AIM: Search the data below for the string "index". Extract every line that contains it.

INPUT:
========
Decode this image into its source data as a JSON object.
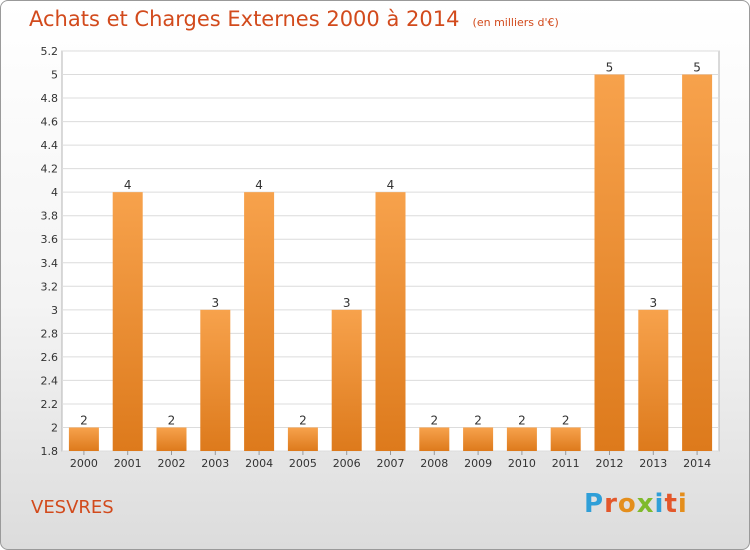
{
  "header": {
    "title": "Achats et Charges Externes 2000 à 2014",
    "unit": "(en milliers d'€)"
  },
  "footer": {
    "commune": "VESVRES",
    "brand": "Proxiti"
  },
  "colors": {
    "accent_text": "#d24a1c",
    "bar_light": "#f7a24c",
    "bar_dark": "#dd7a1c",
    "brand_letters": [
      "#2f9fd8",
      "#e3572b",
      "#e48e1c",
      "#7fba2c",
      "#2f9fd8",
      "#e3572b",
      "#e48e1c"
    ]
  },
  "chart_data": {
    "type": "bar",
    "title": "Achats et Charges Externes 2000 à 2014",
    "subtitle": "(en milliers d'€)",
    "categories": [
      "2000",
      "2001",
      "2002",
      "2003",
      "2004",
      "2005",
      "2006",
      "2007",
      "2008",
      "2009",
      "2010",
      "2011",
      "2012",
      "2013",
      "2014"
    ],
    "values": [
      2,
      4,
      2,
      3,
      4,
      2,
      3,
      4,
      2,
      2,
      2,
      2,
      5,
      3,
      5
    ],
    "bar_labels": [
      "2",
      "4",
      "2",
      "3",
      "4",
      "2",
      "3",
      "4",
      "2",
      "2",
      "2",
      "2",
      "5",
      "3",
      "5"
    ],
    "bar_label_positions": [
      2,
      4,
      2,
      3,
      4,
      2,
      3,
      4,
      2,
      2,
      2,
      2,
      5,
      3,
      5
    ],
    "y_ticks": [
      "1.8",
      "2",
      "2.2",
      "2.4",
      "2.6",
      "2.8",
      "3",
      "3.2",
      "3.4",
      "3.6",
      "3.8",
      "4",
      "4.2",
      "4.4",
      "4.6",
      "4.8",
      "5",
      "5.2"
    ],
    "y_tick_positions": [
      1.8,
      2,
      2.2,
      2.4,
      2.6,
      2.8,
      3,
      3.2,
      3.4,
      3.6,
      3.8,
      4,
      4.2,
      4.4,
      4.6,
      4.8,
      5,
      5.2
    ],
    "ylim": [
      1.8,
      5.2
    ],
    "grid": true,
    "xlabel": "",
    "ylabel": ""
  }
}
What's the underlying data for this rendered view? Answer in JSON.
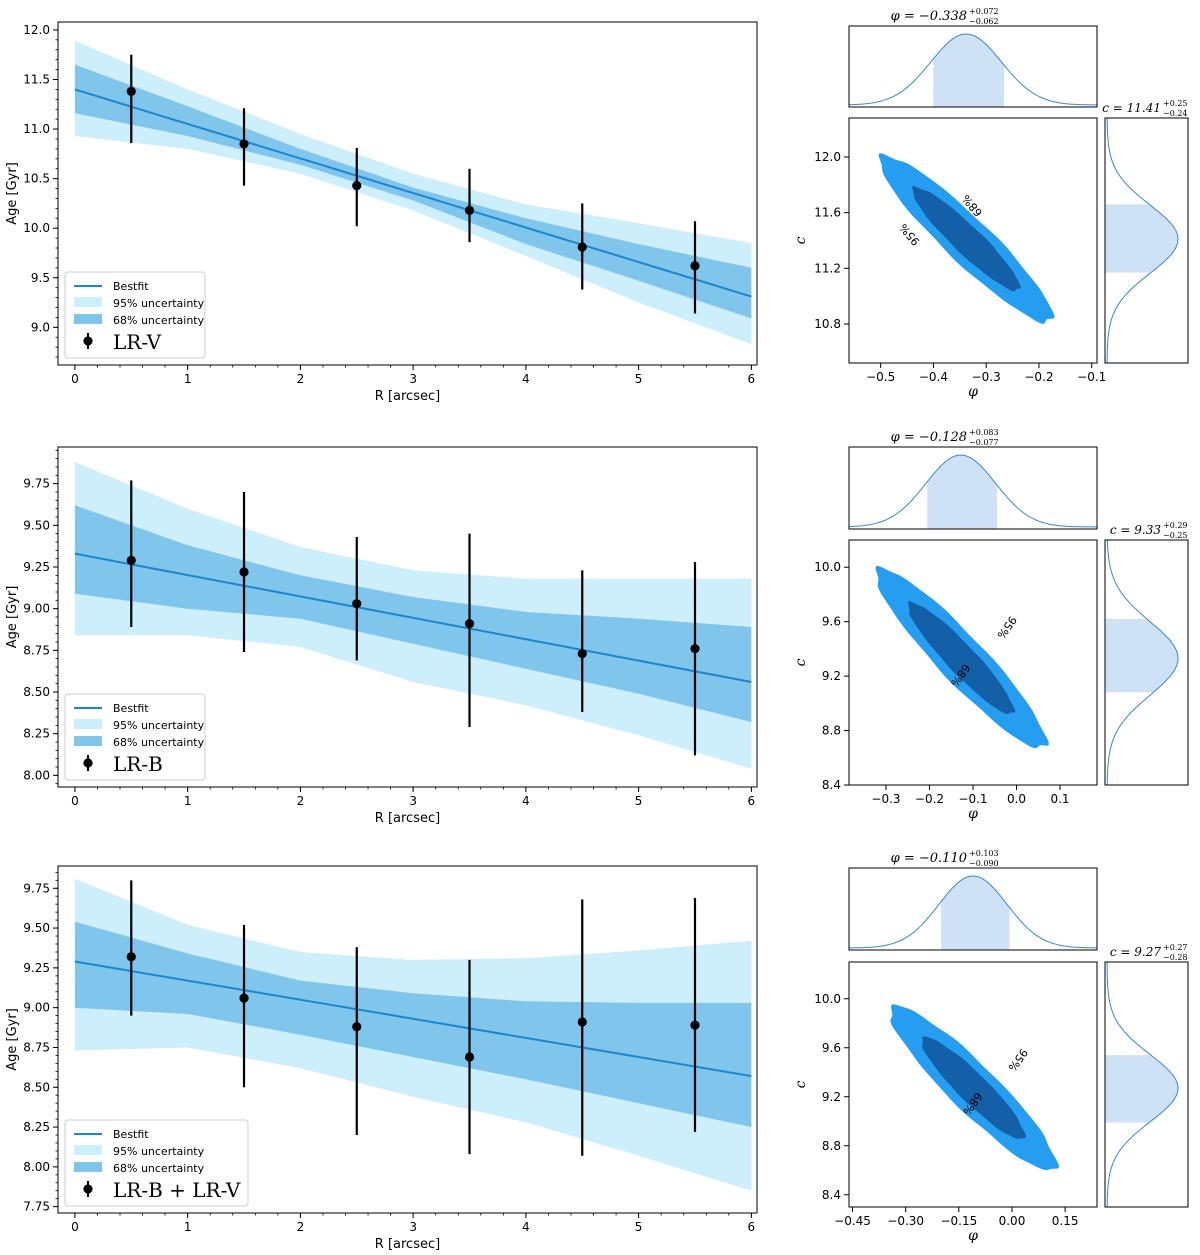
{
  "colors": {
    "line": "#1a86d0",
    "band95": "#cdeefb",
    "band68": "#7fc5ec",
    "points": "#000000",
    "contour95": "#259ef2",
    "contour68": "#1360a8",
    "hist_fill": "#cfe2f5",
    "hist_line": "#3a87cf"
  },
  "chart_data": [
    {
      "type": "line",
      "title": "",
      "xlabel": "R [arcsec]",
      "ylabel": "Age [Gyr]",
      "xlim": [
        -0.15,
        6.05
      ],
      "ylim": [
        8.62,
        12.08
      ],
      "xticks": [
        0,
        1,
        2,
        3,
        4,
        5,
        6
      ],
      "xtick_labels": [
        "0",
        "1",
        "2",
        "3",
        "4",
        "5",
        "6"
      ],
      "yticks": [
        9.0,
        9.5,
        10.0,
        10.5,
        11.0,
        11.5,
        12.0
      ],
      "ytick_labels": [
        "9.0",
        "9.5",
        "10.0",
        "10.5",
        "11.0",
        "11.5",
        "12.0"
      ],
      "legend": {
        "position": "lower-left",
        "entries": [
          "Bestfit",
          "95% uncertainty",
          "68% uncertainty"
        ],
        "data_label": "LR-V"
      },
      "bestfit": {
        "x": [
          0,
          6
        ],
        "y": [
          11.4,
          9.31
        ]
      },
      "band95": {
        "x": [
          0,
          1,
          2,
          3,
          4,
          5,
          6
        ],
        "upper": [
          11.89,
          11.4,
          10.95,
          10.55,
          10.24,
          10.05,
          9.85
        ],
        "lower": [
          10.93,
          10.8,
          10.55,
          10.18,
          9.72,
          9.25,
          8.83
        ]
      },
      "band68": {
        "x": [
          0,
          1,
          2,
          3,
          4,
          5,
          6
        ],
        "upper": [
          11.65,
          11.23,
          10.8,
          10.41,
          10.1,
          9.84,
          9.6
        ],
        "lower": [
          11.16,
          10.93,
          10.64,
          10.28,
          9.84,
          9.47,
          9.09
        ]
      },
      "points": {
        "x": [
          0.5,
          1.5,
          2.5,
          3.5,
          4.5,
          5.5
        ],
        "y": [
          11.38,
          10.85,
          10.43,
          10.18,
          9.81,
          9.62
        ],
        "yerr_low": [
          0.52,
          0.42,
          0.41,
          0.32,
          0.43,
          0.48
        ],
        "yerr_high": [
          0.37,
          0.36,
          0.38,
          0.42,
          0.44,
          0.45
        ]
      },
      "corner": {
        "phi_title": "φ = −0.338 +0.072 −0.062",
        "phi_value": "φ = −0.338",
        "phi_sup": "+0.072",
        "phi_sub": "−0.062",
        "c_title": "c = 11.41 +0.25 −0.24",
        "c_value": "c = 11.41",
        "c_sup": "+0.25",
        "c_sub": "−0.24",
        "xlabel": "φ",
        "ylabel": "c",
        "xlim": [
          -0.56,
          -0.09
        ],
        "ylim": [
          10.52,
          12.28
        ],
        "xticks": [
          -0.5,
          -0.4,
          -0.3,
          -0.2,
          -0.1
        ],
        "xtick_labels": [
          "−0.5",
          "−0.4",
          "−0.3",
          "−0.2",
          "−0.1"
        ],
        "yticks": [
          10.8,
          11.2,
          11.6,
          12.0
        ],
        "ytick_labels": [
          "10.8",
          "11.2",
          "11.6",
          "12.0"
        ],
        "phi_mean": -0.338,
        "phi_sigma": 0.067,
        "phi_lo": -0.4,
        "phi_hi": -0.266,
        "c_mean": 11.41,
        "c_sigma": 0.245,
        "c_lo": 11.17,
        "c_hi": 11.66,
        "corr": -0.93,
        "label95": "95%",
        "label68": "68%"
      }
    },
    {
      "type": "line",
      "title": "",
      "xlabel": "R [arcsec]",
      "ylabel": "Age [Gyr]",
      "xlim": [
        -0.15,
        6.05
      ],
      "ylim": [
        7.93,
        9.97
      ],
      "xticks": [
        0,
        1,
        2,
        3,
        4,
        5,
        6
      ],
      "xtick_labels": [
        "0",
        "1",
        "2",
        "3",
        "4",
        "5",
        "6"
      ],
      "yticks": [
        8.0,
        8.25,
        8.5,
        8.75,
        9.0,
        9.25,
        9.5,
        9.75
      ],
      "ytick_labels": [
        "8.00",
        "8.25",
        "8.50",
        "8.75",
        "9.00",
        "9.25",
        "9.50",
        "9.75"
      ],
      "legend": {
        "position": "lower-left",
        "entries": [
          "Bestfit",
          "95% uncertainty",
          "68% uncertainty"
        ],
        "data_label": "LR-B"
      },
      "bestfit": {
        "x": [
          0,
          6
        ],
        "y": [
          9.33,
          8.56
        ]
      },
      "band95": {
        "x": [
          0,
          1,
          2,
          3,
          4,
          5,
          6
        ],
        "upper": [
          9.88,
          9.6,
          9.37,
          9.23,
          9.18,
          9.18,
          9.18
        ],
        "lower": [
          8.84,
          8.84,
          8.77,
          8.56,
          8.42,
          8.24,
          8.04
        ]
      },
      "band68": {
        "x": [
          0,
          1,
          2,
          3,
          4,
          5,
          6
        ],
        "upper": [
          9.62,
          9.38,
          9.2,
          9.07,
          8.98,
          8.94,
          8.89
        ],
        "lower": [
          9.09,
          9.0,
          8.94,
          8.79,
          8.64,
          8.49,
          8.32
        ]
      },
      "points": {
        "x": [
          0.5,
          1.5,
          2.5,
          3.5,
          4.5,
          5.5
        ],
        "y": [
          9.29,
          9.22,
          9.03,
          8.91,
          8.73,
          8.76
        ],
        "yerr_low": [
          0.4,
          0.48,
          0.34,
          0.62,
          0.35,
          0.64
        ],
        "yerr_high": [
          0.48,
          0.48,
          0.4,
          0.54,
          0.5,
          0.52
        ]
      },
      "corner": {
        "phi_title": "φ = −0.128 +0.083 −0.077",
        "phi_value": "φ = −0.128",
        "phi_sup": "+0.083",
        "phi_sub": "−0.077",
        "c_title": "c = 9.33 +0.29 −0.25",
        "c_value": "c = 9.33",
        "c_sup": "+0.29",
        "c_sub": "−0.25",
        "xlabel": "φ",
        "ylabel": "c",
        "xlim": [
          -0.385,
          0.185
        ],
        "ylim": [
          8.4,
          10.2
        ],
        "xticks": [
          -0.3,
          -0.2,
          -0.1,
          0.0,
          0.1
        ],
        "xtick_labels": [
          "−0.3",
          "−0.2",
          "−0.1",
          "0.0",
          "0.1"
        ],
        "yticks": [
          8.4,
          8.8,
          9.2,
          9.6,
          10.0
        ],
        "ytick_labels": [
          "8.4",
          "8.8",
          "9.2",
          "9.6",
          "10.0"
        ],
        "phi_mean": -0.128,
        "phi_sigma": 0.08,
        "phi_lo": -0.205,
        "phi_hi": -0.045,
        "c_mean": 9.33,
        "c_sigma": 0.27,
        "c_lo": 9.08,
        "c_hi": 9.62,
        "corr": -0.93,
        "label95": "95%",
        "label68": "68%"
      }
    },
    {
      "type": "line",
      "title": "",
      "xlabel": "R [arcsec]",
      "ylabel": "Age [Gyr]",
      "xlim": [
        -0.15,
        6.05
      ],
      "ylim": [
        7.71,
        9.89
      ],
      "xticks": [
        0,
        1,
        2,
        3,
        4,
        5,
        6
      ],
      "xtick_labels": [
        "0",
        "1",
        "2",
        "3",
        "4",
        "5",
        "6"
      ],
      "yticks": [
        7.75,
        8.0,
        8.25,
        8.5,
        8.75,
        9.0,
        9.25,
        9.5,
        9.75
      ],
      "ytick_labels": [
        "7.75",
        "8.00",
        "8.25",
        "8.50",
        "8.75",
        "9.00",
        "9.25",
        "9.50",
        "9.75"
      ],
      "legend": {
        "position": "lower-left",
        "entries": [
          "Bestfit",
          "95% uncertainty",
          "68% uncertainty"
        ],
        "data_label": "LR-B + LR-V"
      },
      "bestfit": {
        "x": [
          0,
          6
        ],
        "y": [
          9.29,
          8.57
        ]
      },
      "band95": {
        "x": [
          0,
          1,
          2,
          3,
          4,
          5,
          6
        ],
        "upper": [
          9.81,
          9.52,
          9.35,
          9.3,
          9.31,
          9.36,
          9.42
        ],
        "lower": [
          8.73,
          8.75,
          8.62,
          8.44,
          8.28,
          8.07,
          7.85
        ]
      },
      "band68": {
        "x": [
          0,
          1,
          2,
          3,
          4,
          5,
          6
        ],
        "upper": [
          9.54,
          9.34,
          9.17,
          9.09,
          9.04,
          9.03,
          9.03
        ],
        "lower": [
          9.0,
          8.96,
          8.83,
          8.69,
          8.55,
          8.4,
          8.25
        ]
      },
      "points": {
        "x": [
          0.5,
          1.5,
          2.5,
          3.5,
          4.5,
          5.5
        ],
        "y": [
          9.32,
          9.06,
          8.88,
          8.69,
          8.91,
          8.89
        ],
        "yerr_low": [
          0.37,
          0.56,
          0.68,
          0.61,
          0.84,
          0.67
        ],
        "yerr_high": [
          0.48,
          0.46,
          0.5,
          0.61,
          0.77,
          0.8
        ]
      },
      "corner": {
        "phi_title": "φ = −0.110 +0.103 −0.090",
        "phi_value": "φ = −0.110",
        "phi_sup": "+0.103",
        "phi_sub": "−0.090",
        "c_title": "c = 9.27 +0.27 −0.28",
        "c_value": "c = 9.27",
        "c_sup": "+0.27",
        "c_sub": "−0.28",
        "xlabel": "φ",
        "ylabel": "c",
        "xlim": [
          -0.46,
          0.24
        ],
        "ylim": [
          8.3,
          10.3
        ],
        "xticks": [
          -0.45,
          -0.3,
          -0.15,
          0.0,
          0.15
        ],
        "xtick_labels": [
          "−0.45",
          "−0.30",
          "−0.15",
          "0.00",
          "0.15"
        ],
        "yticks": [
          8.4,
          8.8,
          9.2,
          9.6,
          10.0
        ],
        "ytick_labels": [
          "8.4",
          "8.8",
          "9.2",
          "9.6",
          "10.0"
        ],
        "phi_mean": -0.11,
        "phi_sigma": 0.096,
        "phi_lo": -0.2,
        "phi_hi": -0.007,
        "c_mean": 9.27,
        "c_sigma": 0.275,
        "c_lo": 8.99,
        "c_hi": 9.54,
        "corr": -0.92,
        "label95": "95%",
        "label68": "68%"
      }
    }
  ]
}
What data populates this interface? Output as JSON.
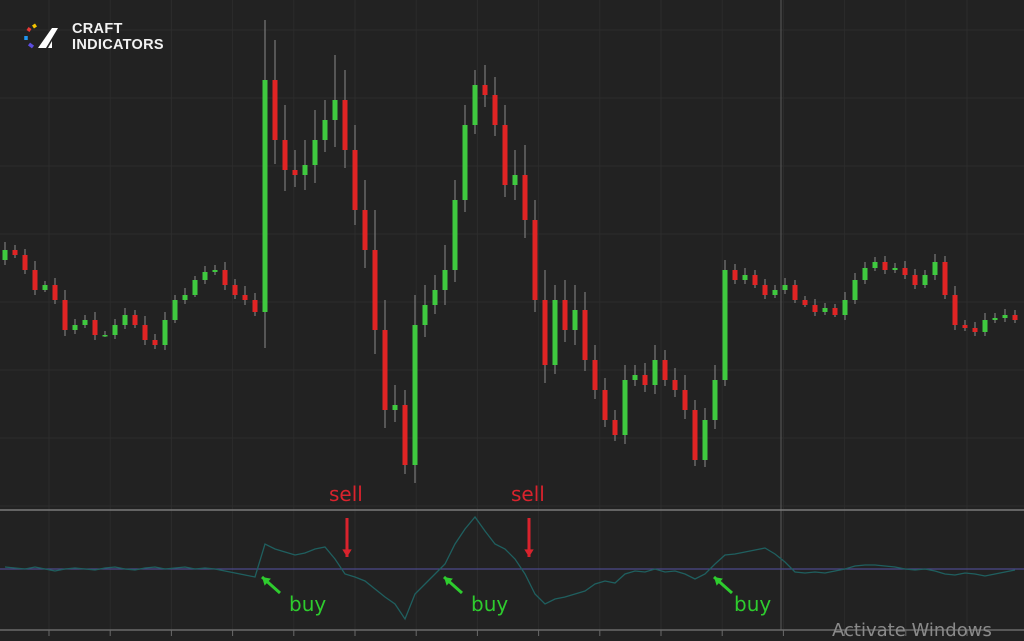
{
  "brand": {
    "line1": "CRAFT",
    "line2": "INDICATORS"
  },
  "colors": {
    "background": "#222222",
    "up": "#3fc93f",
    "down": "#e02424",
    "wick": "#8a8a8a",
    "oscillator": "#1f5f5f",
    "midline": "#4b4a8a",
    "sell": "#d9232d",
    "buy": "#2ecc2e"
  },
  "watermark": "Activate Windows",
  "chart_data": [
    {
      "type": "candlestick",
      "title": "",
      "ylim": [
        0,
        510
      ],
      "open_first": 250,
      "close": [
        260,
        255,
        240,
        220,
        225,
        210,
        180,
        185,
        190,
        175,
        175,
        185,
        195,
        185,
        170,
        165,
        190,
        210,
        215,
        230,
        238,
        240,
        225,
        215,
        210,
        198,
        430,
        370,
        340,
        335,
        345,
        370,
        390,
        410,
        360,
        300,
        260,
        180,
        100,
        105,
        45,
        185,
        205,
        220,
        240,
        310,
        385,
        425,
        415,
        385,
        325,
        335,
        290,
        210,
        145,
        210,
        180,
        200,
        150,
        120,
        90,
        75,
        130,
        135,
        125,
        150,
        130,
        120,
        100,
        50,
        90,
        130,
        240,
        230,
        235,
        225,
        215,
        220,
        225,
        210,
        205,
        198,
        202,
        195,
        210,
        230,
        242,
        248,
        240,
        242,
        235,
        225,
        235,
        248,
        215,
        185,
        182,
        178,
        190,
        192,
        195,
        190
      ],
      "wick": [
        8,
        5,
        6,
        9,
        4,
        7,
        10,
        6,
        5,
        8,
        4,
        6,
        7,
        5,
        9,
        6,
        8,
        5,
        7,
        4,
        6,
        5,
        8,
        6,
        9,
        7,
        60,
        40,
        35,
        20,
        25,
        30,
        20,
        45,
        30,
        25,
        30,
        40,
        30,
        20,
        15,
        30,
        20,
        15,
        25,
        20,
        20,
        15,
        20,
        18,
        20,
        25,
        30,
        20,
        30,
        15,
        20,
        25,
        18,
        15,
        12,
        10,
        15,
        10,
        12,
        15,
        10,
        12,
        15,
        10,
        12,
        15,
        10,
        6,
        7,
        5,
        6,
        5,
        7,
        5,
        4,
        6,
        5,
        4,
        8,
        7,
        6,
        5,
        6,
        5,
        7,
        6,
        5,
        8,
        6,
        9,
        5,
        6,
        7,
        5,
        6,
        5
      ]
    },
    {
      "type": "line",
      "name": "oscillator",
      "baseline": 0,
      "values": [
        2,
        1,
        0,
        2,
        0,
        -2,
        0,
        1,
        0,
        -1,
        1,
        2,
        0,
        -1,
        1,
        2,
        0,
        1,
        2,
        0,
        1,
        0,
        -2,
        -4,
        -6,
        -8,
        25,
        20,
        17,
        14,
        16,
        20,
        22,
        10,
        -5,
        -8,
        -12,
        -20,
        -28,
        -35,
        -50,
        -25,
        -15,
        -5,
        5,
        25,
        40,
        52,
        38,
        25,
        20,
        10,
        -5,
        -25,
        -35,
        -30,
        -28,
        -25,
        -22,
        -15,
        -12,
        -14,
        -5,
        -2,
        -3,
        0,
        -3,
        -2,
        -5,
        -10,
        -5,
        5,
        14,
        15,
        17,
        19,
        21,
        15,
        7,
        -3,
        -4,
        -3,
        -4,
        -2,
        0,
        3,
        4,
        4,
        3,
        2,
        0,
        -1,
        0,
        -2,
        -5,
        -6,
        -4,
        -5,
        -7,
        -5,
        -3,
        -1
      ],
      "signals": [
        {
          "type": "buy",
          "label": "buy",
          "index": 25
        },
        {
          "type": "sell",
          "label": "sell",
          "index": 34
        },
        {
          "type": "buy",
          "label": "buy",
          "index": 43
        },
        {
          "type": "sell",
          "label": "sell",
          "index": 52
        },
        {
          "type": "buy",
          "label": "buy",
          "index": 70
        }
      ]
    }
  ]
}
========
RESPONSE:
          "index": 25
          "index": 34
          "index": 43
          "index": 52
          "index": 70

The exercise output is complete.